> Document text:
>>>
There is a common confusion between things that are simple and things that are easy. Rich Hickey drew the distinction in Simple Made Easy: easy means familiar, close at hand, not far from what you already know; simple means not interleaved, not complex in the literal sense of twisted together. Most Minecraft sorting plugins are easy to find and hard to use — they are familiar software, but they interleave their logic with your gameplay. VanillaSort is neither immediately easy to discover nor simple in implementation, but it is simple in the sense that matters: it does not interleave itself with your play. It has one job, it does that job at exactly one moment, and then it disappears.
Steve Jobs said: "Simple can be harder than complex: You have to work hard to get your thinking clean to make it simple. But it's worth it in the end because once you get there, you can move mountains." The Sorter chest is a mountain-mover. Players who use it do not think about it. They do not configure it. They do not learn its rules. They just play, and the chest does its quiet work when they close it.
Antoine de Saint-Exupéry wrote: "Perfection is achieved not when there is nothing more to add, but when there is nothing left to take away." VanillaSort has nothing left to take away. One block type. One custom name. One event. One algorithm. Done.
The reason VanillaSort feels different from every other sorting plugin is not the algorithm — it is the interaction model. The plugin was designed to feel like a feature that Mojang forgot to ship. Notch could have added this. It fits the design language of vanilla Minecraft perfectly: a trapped chest has a clear in-game meaning (it triggers redstone), the anvil renaming system already exists, the 15-block radius is a natural spatial concept. Nothing in the setup requires knowledge that a modded server exists.
<<<
> Data listing:
>>>
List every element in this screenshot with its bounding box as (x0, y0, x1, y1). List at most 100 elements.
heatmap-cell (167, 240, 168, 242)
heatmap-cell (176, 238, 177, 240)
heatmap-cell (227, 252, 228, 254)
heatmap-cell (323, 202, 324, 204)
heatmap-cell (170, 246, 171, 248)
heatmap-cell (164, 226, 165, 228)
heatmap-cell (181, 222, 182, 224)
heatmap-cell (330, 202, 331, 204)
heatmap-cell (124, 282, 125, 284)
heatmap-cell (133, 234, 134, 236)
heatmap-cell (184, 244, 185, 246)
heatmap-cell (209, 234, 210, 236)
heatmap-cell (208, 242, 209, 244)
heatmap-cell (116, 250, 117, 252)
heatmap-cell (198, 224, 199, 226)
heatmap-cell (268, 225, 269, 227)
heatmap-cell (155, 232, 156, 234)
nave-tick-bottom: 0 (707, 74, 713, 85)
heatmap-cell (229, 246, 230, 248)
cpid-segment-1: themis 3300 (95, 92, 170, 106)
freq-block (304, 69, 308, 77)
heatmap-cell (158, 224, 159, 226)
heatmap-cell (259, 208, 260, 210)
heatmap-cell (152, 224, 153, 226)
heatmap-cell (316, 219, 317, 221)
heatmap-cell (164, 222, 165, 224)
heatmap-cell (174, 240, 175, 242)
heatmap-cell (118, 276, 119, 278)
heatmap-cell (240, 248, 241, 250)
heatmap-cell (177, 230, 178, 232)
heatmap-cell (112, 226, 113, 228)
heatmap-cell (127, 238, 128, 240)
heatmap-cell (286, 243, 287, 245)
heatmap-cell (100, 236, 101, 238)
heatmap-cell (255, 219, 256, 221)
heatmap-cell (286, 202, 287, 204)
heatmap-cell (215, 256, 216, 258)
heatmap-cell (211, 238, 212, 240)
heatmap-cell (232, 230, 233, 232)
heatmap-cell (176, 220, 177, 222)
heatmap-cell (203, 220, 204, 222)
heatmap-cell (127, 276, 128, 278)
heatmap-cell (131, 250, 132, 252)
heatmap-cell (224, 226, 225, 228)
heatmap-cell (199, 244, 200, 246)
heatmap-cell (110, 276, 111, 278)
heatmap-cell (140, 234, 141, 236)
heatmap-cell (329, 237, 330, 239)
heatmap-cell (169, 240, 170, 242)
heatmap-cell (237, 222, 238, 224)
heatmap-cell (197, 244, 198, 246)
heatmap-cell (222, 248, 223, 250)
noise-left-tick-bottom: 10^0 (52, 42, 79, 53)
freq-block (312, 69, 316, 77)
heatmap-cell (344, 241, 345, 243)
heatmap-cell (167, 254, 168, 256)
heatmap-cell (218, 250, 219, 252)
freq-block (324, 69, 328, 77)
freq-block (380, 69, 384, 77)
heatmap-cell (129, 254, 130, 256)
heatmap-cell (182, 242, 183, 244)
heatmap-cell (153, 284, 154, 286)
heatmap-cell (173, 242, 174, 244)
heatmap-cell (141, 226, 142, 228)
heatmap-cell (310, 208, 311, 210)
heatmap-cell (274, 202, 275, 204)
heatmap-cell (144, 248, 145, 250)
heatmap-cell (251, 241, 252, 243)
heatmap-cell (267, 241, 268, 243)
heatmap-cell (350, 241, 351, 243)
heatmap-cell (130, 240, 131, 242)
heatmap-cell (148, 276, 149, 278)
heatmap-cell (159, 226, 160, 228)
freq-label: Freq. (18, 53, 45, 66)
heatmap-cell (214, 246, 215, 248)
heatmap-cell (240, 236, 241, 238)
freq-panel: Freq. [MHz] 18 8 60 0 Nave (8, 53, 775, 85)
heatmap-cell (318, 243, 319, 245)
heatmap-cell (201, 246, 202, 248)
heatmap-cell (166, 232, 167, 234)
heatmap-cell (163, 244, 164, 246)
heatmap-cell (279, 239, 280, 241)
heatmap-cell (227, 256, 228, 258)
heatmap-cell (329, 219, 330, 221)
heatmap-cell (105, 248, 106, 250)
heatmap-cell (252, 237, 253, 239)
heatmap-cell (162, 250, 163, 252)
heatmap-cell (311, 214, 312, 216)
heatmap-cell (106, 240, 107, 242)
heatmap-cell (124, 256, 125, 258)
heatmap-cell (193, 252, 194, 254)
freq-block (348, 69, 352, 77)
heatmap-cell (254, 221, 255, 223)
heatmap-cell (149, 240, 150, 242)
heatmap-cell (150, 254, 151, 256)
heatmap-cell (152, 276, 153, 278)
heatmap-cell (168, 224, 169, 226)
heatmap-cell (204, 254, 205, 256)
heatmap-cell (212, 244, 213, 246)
<<<
> Problems to work on:
• A. Summarize the VanillaSort text in two sentences.
• B. Carry on the VanillaSort text past its final sentence.

> Solved tasks:
• A. Drawing on Rich Hickey's split between easy (familiar) and simple (not interleaved), the text argues that VanillaSort is simple because it does one job at one moment and does not interleave itself with play. With lines from Steve Jobs and Antoine de Saint-Exupéry, it says players use the Sorter chest without configuring it or learning rules, and it credits the plugin's vanilla feel to an interaction model built on the trapped chest, anvil renaming and a 15-block radius.

• B.
Players who discover VanillaSort often describe the same reaction: they close the Sorter chest for the first time and watch their storage room organise itself, and for a moment they wonder if they somehow missed this feature in the base game. That is the highest compliment a plugin can receive.
Most sorting mods break immersion. The interface is a command. The feedback is a chat message. The configuration is a YAML file that lives outside the game. VanillaSort has no interface, no feedback, and no configuration. The only artifact it leaves in the world is a trapped chest with a name — which is itself a Minecraft object, placed and named using Minecraft mechanics.
The source is at github.com/lucacicada/VanillaSort. Three Java files. 299 lines for the main plugin logic, 133 lines for the block iterator, and a small WorldAreaBlockIterator utility. The entire plugin compiles to a single JAR that any Spigot server can drop into its plugins folder.
The project was later renamed EasySort internally — an appropriate name, because the experience it creates is exactly that.